| WORK TO BE COMPLETED |
Collect the lines of the entries where "JSON" shows up.

| RECORD LIST |

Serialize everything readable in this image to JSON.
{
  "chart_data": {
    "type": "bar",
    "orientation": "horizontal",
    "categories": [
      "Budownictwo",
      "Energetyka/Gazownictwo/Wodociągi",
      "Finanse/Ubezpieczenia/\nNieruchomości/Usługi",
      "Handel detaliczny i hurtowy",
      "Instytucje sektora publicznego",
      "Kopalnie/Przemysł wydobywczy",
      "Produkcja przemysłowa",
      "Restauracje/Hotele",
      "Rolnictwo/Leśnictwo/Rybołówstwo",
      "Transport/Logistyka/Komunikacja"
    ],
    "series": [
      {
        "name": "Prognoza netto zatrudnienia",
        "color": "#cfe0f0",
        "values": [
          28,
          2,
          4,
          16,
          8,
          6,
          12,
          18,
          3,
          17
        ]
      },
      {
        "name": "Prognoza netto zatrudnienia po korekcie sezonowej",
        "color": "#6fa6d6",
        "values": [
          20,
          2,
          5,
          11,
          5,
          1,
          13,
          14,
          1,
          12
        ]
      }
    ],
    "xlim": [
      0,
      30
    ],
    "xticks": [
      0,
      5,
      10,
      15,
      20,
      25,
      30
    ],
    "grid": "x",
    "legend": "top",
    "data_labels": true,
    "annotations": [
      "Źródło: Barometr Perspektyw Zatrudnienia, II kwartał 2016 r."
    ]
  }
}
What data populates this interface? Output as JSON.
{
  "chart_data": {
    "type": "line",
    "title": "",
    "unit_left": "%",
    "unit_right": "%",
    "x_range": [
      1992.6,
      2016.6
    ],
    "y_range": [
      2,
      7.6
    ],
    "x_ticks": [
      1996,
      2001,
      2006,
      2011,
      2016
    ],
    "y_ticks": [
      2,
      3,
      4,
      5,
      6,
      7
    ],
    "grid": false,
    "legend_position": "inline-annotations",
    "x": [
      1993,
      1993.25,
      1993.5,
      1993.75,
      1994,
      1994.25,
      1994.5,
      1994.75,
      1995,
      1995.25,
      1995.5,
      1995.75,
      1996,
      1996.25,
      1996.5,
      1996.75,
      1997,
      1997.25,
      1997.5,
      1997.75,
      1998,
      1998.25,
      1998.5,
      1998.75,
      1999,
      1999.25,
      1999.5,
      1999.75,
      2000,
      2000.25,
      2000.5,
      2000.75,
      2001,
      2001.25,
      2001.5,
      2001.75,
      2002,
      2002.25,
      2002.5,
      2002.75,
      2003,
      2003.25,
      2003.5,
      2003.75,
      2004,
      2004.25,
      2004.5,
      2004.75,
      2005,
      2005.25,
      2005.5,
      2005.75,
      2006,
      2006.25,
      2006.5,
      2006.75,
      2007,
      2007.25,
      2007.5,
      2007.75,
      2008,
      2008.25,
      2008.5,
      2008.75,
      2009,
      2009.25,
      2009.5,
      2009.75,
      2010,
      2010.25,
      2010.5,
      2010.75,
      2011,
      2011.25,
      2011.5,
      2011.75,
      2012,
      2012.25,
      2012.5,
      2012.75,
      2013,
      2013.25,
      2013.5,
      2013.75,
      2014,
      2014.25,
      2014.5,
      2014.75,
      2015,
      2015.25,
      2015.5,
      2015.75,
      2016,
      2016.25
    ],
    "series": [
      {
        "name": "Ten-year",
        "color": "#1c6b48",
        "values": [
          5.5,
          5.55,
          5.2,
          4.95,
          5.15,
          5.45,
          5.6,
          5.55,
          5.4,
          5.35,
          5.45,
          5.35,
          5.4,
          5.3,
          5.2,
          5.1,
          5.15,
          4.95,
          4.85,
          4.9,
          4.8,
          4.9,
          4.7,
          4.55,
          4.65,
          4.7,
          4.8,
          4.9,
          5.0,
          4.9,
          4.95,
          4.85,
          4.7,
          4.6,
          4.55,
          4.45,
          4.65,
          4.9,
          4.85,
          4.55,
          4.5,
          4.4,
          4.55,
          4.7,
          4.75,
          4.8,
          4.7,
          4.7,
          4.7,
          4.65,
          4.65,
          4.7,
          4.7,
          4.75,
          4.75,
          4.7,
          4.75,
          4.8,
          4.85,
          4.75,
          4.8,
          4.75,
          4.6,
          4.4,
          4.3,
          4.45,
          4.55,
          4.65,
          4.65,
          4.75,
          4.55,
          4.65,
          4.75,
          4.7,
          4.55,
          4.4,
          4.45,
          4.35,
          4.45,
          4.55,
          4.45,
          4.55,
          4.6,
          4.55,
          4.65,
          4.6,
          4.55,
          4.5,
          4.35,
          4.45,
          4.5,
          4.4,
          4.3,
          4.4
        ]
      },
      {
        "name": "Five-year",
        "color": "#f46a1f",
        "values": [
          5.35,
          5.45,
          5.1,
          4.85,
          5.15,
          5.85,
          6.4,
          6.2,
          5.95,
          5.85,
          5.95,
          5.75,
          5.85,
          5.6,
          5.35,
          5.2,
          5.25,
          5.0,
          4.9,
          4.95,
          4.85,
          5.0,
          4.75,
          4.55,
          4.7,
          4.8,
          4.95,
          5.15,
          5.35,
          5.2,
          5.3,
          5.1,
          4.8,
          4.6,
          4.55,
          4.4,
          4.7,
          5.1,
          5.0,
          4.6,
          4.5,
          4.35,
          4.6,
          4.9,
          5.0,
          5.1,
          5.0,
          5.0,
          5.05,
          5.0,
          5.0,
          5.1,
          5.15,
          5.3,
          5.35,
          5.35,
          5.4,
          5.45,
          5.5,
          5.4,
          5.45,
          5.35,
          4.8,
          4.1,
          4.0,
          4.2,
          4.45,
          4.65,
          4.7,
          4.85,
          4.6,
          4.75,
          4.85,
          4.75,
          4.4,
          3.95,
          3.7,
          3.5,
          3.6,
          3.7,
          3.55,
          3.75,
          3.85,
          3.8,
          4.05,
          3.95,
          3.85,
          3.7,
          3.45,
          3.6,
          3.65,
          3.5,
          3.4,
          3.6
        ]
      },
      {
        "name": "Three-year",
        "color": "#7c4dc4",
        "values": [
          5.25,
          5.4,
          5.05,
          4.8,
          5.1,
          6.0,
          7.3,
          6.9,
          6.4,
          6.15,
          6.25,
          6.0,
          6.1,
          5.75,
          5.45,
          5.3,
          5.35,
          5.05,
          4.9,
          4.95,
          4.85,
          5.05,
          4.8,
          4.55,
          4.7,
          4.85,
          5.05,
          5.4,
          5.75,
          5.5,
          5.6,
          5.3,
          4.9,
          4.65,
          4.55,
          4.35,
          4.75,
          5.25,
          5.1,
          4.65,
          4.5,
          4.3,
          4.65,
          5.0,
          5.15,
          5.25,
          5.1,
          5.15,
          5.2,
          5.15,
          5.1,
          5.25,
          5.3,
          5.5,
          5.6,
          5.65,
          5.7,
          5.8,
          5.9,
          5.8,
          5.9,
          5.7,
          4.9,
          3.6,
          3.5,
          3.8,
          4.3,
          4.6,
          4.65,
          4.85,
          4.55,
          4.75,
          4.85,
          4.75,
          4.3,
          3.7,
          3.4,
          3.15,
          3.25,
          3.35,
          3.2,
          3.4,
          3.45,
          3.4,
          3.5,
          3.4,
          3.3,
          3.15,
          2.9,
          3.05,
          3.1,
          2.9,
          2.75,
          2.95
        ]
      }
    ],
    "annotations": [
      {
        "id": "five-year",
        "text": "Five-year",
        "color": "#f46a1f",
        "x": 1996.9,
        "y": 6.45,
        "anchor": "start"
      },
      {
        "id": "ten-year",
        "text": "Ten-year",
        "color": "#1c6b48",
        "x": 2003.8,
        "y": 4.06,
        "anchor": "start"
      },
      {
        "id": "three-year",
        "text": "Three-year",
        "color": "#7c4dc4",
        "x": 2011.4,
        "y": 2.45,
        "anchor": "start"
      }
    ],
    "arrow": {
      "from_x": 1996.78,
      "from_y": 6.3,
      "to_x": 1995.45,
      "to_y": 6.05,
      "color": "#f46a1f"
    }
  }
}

| REPLY TO THE TASK |
Serialize everything readable in this image to JSON.
What data populates this interface? Output as JSON.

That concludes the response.